───── Data provided ─────

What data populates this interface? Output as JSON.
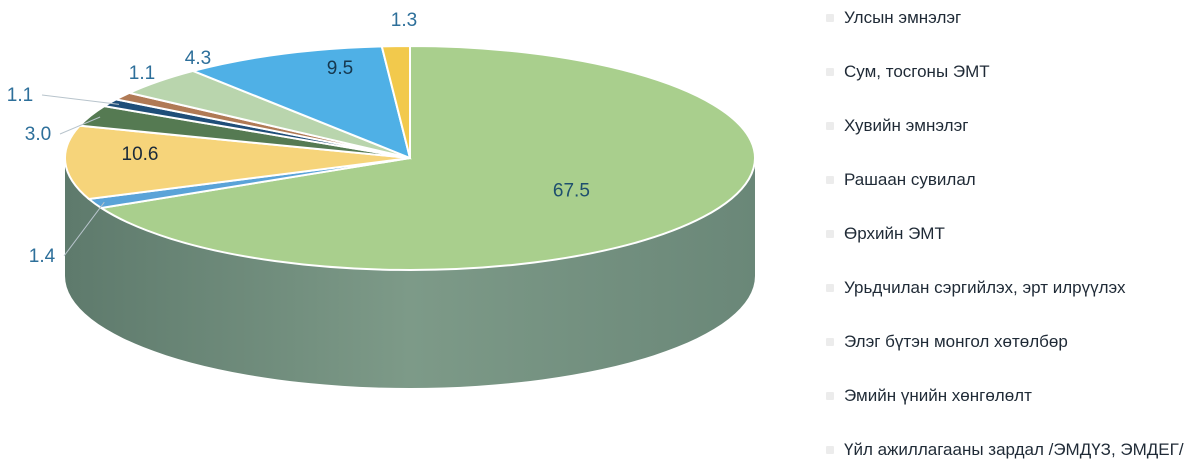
{
  "chart_data": {
    "type": "pie",
    "title": "",
    "categories": [
      "Улсын эмнэлэг",
      "Сум, тосгоны ЭМТ",
      "Хувийн эмнэлэг",
      "Рашаан сувилал",
      "Өрхийн ЭМТ",
      "Урьдчилан сэргийлэх, эрт илрүүлэх",
      "Элэг бүтэн монгол хөтөлбөр",
      "Эмийн үнийн хөнгөлөлт",
      "Үйл ажиллагааны зардал /ЭМДҮЗ, ЭМДЕГ/"
    ],
    "values": [
      67.5,
      1.4,
      10.6,
      3.0,
      1.1,
      1.1,
      4.3,
      9.5,
      1.3
    ],
    "value_labels": [
      "67.5",
      "1.4",
      "10.6",
      "3.0",
      "1.1",
      "1.1",
      "4.3",
      "9.5",
      "1.3"
    ],
    "colors": [
      "#a9cf8d",
      "#5aa3d8",
      "#f6d47a",
      "#557a52",
      "#1f4e79",
      "#b07a55",
      "#b9d5ad",
      "#4fb0e6",
      "#f2c94c"
    ],
    "legend_position": "right",
    "start": "12 o'clock, clockwise"
  }
}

─────

■ **Task directions**: Copy out every line of the material above exactly, skipping the pictures.

■ **Answer for this exercise**:
What data populates this interface? Output as JSON.
{
  "chart_data": {
    "type": "pie",
    "title": "",
    "categories": [
      "Улсын эмнэлэг",
      "Сум, тосгоны ЭМТ",
      "Хувийн эмнэлэг",
      "Рашаан сувилал",
      "Өрхийн ЭМТ",
      "Урьдчилан сэргийлэх, эрт илрүүлэх",
      "Элэг бүтэн монгол хөтөлбөр",
      "Эмийн үнийн хөнгөлөлт",
      "Үйл ажиллагааны зардал /ЭМДҮЗ, ЭМДЕГ/"
    ],
    "values": [
      67.5,
      1.4,
      10.6,
      3.0,
      1.1,
      1.1,
      4.3,
      9.5,
      1.3
    ],
    "value_labels": [
      "67.5",
      "1.4",
      "10.6",
      "3.0",
      "1.1",
      "1.1",
      "4.3",
      "9.5",
      "1.3"
    ],
    "colors": [
      "#a9cf8d",
      "#5aa3d8",
      "#f6d47a",
      "#557a52",
      "#1f4e79",
      "#b07a55",
      "#b9d5ad",
      "#4fb0e6",
      "#f2c94c"
    ],
    "legend_position": "right",
    "start": "12 o'clock, clockwise"
  }
}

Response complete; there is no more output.